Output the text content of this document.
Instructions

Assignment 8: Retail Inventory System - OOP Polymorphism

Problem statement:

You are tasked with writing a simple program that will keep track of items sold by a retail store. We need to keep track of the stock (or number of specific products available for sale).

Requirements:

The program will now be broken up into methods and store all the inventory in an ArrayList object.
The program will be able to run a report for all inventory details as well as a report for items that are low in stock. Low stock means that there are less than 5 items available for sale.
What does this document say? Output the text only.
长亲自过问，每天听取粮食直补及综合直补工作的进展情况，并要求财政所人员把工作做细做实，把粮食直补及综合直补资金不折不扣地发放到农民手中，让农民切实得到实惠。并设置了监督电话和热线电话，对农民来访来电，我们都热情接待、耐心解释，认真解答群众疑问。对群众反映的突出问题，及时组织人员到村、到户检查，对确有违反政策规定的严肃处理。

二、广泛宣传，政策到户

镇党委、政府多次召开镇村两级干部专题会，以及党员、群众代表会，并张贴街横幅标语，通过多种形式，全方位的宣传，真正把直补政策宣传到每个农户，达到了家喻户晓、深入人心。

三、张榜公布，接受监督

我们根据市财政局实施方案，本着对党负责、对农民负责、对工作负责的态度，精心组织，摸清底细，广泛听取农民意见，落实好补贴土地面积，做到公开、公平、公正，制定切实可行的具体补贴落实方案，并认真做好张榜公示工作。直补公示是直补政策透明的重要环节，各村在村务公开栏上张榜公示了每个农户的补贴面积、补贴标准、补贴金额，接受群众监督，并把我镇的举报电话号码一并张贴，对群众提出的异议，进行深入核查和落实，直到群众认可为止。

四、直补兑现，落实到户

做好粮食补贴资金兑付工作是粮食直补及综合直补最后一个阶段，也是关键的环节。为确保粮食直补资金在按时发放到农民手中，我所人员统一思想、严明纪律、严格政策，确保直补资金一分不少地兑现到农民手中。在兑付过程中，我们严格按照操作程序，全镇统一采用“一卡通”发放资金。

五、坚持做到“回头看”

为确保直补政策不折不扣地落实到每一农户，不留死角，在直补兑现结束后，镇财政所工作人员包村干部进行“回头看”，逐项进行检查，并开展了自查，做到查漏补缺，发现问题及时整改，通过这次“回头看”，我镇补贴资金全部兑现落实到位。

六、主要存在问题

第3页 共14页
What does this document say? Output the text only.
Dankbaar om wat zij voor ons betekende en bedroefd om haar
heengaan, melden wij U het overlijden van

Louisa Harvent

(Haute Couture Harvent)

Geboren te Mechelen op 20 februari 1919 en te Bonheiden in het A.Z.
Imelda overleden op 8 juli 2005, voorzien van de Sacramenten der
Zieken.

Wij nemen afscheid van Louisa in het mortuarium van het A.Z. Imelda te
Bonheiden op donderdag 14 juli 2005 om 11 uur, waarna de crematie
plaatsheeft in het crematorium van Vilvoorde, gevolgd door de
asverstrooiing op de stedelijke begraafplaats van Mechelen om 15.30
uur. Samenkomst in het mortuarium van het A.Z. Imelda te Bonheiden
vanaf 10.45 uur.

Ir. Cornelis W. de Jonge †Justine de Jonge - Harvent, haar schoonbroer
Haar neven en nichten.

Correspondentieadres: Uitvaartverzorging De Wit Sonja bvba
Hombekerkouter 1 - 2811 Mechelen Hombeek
_ _ _
Each record should come back exactly as written.

* [Output below]
Output the text content of this document.
Instructions

Assignment 8: Retail Inventory System - OOP Polymorphism

Problem statement:

You are tasked with writing a simple program that will keep track of items sold by a retail store. We need to keep track of the stock (or number of specific products available for sale).

Requirements:

The program will now be broken up into methods and store all the inventory in an ArrayList object.
The program will be able to run a report for all inventory details as well as a report for items that are low in stock. Low stock means that there are less than 5 items available for sale.
What does this document say? Output the text only.
长亲自过问，每天听取粮食直补及综合直补工作的进展情况，并要求财政所人员把工作做细做实，把粮食直补及综合直补资金不折不扣地发放到农民手中，让农民切实得到实惠。并设置了监督电话和热线电话，对农民来访来电，我们都热情接待、耐心解释，认真解答群众疑问。对群众反映的突出问题，及时组织人员到村、到户检查，对确有违反政策规定的严肃处理。

二、广泛宣传，政策到户

镇党委、政府多次召开镇村两级干部专题会，以及党员、群众代表会，并张贴街横幅标语，通过多种形式，全方位的宣传，真正把直补政策宣传到每个农户，达到了家喻户晓、深入人心。

三、张榜公布，接受监督

我们根据市财政局实施方案，本着对党负责、对农民负责、对工作负责的态度，精心组织，摸清底细，广泛听取农民意见，落实好补贴土地面积，做到公开、公平、公正，制定切实可行的具体补贴落实方案，并认真做好张榜公示工作。直补公示是直补政策透明的重要环节，各村在村务公开栏上张榜公示了每个农户的补贴面积、补贴标准、补贴金额，接受群众监督，并把我镇的举报电话号码一并张贴，对群众提出的异议，进行深入核查和落实，直到群众认可为止。

四、直补兑现，落实到户

做好粮食补贴资金兑付工作是粮食直补及综合直补最后一个阶段，也是关键的环节。为确保粮食直补资金在按时发放到农民手中，我所人员统一思想、严明纪律、严格政策，确保直补资金一分不少地兑现到农民手中。在兑付过程中，我们严格按照操作程序，全镇统一采用“一卡通”发放资金。

五、坚持做到“回头看”

为确保直补政策不折不扣地落实到每一农户，不留死角，在直补兑现结束后，镇财政所工作人员包村干部进行“回头看”，逐项进行检查，并开展了自查，做到查漏补缺，发现问题及时整改，通过这次“回头看”，我镇补贴资金全部兑现落实到位。

六、主要存在问题

第3页 共14页
What does this document say? Output the text only.
Dankbaar om wat zij voor ons betekende en bedroefd om haar
heengaan, melden wij U het overlijden van

Louisa Harvent

(Haute Couture Harvent)

Geboren te Mechelen op 20 februari 1919 en te Bonheiden in het A.Z.
Imelda overleden op 8 juli 2005, voorzien van de Sacramenten der
Zieken.

Wij nemen afscheid van Louisa in het mortuarium van het A.Z. Imelda te
Bonheiden op donderdag 14 juli 2005 om 11 uur, waarna de crematie
plaatsheeft in het crematorium van Vilvoorde, gevolgd door de
asverstrooiing op de stedelijke begraafplaats van Mechelen om 15.30
uur. Samenkomst in het mortuarium van het A.Z. Imelda te Bonheiden
vanaf 10.45 uur.

Ir. Cornelis W. de Jonge †Justine de Jonge - Harvent, haar schoonbroer
Haar neven en nichten.

Correspondentieadres: Uitvaartverzorging De Wit Sonja bvba
Hombekerkouter 1 - 2811 Mechelen Hombeek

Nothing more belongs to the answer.